> [Aim of the task]: From the entries below, pull out each line where "this" appears.

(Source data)
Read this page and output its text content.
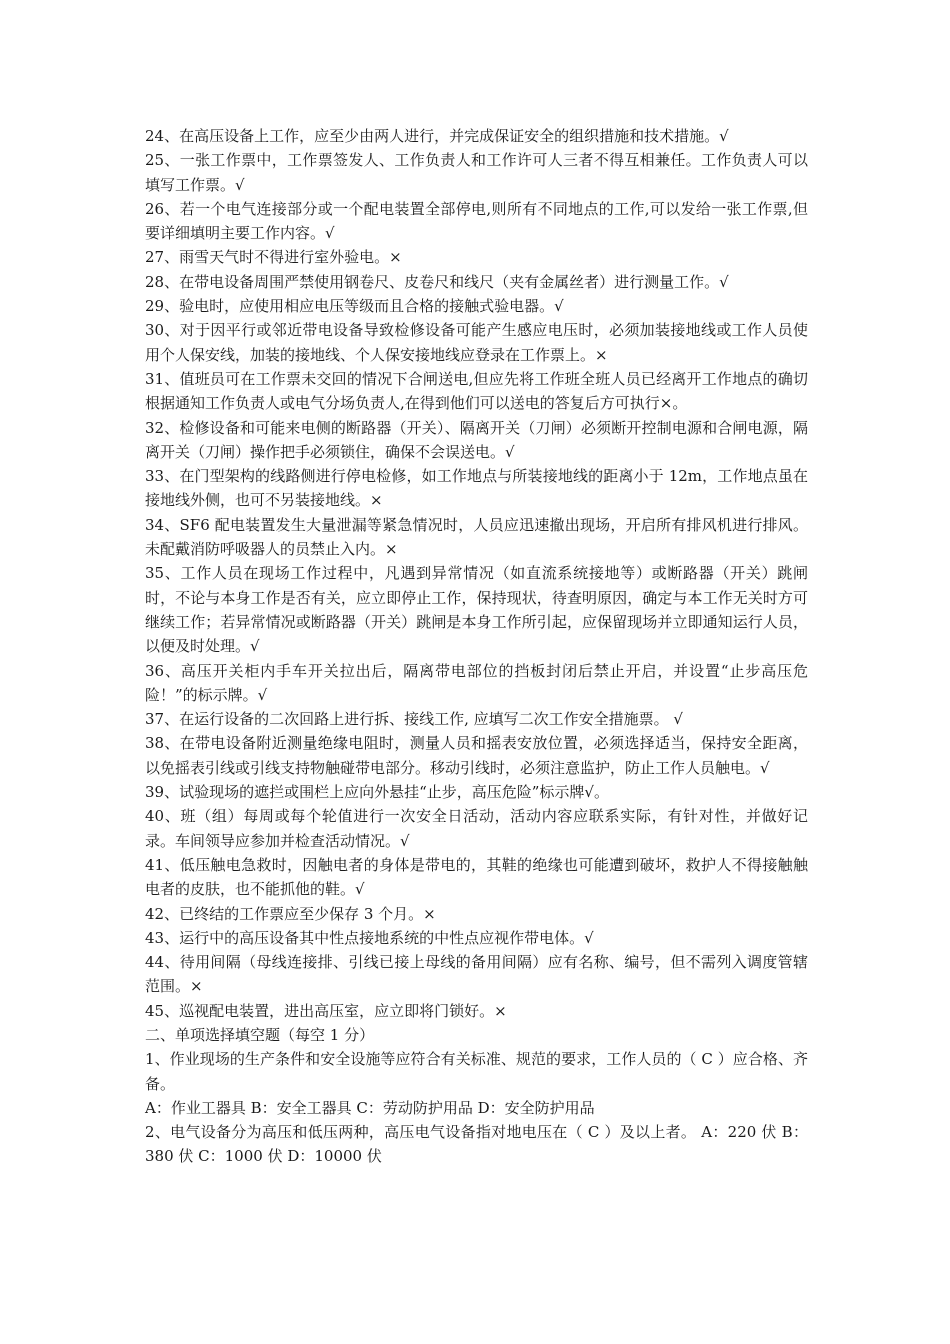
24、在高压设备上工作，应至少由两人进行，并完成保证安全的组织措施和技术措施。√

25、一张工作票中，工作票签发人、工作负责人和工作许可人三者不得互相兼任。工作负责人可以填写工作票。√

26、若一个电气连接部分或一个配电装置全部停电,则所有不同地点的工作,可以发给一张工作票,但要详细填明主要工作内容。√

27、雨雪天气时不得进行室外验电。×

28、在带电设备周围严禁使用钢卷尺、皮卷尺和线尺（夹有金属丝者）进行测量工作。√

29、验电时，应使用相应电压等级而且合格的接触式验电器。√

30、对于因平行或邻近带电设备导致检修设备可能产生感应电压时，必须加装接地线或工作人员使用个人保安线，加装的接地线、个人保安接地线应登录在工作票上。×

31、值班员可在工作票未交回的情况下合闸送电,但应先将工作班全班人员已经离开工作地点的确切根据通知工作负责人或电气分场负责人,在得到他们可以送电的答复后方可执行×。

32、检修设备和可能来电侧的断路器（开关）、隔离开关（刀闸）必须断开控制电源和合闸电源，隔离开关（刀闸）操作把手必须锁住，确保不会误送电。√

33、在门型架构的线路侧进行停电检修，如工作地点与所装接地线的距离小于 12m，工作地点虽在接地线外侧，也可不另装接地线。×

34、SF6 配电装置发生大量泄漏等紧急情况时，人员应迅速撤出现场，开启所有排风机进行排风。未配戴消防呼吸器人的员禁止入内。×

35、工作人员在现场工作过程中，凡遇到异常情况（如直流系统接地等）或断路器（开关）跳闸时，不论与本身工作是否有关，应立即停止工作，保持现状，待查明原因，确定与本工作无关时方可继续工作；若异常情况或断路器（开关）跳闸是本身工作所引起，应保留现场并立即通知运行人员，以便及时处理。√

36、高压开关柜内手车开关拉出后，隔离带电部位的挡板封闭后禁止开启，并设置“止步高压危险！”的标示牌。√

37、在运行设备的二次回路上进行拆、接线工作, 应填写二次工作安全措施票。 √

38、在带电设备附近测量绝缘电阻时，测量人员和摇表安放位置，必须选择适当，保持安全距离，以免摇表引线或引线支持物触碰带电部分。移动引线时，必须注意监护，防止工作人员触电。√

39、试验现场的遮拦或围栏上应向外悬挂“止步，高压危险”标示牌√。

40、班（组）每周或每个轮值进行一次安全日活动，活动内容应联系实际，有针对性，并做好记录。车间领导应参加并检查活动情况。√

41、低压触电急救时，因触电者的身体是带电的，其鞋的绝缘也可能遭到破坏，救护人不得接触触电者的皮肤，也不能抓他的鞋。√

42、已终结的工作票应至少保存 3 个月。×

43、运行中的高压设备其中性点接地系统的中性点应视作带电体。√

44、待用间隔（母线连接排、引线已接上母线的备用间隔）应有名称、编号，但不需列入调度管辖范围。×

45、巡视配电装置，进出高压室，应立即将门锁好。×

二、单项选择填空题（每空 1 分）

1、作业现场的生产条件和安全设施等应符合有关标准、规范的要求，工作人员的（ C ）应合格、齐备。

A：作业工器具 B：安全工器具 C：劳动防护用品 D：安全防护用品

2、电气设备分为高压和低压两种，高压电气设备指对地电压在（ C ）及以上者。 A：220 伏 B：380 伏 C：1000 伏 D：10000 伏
* * *
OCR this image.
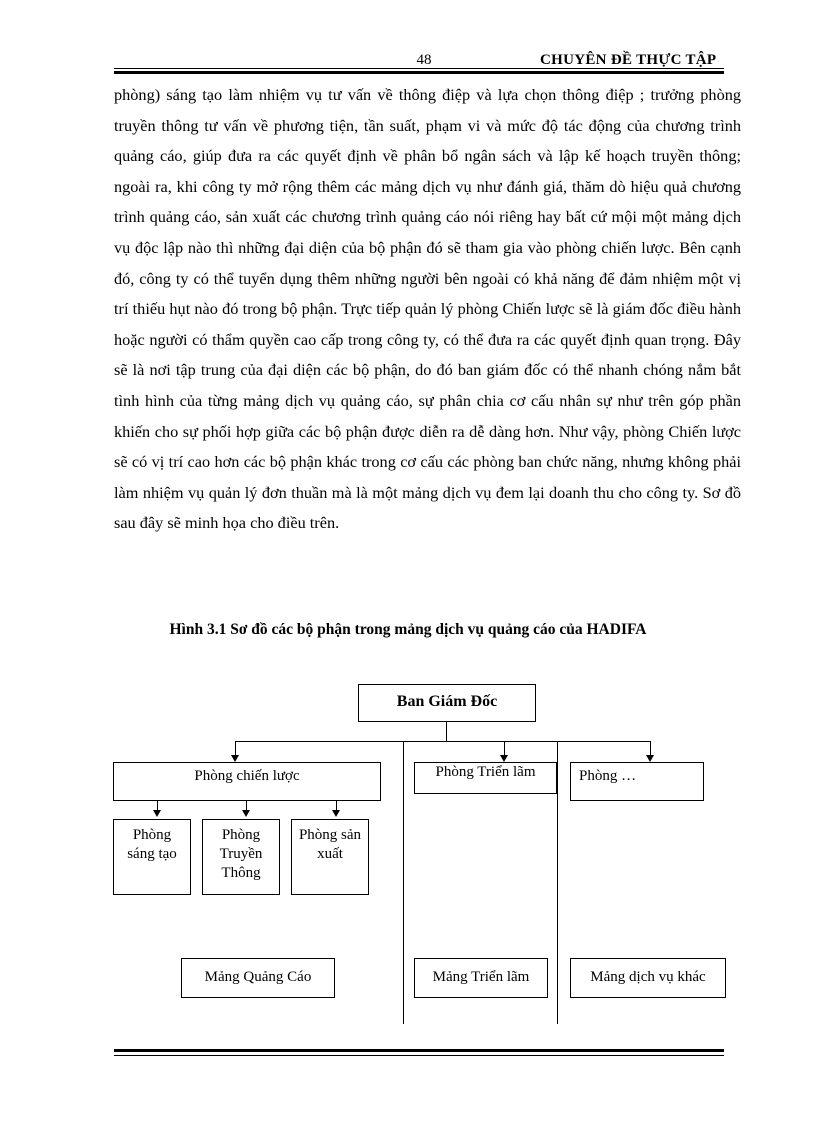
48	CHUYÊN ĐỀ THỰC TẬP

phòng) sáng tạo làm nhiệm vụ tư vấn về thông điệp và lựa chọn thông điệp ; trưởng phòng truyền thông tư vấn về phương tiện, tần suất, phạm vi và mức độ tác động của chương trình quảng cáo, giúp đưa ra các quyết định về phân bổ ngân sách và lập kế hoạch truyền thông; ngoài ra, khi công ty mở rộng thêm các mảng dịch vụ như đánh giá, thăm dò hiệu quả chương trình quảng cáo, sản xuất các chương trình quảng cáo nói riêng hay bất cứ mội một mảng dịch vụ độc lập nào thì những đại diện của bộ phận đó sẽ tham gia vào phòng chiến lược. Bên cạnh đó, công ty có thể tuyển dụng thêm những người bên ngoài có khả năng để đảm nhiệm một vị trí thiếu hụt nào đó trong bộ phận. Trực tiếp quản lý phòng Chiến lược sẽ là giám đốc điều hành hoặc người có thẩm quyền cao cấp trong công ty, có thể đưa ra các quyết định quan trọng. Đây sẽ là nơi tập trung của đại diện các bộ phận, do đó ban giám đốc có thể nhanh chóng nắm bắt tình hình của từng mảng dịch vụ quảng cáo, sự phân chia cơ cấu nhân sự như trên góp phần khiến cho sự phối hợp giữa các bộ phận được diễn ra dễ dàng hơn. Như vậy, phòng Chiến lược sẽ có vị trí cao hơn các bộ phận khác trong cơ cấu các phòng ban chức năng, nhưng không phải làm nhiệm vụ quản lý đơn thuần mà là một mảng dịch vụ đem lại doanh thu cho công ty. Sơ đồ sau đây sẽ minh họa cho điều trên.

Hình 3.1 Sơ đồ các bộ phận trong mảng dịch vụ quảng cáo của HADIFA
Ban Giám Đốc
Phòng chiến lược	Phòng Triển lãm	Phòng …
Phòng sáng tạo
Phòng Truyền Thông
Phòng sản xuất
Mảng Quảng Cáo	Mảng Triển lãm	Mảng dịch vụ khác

> [Reply to the exercise]:
Read this page and output its text content.
OCR this image.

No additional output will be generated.